DATA SHOWN

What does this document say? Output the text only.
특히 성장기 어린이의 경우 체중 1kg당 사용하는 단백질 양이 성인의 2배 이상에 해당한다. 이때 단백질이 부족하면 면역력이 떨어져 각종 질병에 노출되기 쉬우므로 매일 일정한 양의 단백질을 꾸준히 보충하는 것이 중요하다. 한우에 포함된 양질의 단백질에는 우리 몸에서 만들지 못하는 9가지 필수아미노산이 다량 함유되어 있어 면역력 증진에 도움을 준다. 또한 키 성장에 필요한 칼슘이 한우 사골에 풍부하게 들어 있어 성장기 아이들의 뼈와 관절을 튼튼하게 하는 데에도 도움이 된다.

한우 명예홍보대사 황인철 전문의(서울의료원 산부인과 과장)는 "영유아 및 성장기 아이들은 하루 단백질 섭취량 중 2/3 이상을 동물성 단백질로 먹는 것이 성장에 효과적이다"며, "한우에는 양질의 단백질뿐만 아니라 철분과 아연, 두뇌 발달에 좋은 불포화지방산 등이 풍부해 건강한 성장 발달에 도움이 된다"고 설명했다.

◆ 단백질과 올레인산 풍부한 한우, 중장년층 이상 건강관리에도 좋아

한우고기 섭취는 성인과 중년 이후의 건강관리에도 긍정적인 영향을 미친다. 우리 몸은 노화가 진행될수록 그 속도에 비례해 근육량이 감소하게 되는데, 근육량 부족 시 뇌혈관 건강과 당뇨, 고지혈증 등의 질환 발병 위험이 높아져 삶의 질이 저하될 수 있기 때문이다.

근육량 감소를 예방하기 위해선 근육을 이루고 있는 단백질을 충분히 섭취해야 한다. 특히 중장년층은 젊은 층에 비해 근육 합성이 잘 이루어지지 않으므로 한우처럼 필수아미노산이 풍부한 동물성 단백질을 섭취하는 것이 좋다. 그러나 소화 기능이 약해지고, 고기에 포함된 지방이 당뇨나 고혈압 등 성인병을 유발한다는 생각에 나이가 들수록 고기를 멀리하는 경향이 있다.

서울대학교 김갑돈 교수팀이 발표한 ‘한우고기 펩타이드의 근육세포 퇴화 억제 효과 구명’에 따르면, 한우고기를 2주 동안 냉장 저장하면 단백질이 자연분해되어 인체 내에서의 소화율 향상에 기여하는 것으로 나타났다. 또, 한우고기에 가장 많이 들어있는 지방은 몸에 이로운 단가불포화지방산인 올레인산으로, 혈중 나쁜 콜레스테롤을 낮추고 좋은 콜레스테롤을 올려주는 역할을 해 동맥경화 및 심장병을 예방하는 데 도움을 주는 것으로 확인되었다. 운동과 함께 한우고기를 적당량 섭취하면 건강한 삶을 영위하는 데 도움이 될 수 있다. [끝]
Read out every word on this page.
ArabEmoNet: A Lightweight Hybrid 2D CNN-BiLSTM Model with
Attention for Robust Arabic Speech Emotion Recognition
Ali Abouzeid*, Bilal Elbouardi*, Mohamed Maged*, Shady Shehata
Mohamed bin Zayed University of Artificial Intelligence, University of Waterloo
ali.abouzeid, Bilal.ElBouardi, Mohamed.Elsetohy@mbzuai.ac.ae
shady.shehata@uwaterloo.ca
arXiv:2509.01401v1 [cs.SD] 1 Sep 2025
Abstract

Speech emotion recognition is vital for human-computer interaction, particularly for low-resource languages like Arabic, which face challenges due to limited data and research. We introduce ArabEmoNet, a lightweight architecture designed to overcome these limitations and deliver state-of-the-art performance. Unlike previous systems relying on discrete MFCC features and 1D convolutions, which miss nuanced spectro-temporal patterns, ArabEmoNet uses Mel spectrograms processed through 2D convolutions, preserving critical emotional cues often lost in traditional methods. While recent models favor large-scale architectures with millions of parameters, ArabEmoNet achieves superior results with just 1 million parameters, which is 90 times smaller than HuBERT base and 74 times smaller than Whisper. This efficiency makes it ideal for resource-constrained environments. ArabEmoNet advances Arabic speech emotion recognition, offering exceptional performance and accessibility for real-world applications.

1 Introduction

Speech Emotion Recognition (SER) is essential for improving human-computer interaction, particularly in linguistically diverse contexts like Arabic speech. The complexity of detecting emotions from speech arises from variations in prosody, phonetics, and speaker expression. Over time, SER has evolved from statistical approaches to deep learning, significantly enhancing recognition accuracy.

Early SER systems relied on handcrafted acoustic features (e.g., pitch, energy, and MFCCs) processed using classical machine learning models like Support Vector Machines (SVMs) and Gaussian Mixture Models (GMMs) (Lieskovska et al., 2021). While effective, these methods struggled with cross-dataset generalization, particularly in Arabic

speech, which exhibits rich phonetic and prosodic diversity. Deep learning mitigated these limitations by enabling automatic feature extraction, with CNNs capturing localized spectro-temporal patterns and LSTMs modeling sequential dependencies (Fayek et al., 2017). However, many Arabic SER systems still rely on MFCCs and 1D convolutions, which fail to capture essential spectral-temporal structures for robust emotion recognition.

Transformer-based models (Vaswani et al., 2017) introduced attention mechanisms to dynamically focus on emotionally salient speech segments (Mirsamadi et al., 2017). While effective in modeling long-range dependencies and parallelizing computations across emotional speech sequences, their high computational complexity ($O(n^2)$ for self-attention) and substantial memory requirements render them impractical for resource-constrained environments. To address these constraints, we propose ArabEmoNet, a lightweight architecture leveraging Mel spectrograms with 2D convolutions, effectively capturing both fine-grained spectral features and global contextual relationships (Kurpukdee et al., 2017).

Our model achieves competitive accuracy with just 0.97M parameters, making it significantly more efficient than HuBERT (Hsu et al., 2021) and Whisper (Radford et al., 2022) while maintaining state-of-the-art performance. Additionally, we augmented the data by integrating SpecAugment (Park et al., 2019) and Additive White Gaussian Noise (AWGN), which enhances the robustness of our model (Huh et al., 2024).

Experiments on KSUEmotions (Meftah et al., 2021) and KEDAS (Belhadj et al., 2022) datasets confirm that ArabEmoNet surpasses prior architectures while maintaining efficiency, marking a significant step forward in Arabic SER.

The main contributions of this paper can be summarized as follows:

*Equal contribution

REQUIREMENTS
Pick out the lines containing the string "건강관리에도" and show them.

EXERCISE SOLUTION
◆ 단백질과 올레인산 풍부한 한우, 중장년층 이상 건강관리에도 좋아
한우고기 섭취는 성인과 중년 이후의 건강관리에도 긍정적인 영향을 미친다. 우리 몸은 노화가 진행될수록 그 속도에 비례해 근육량이 감소하게 되는데, 근육량 부족 시 뇌혈관 건강과 당뇨, 고지혈증 등의 질환 발병 위험이 높아져 삶의 질이 저하될 수 있기 때문이다.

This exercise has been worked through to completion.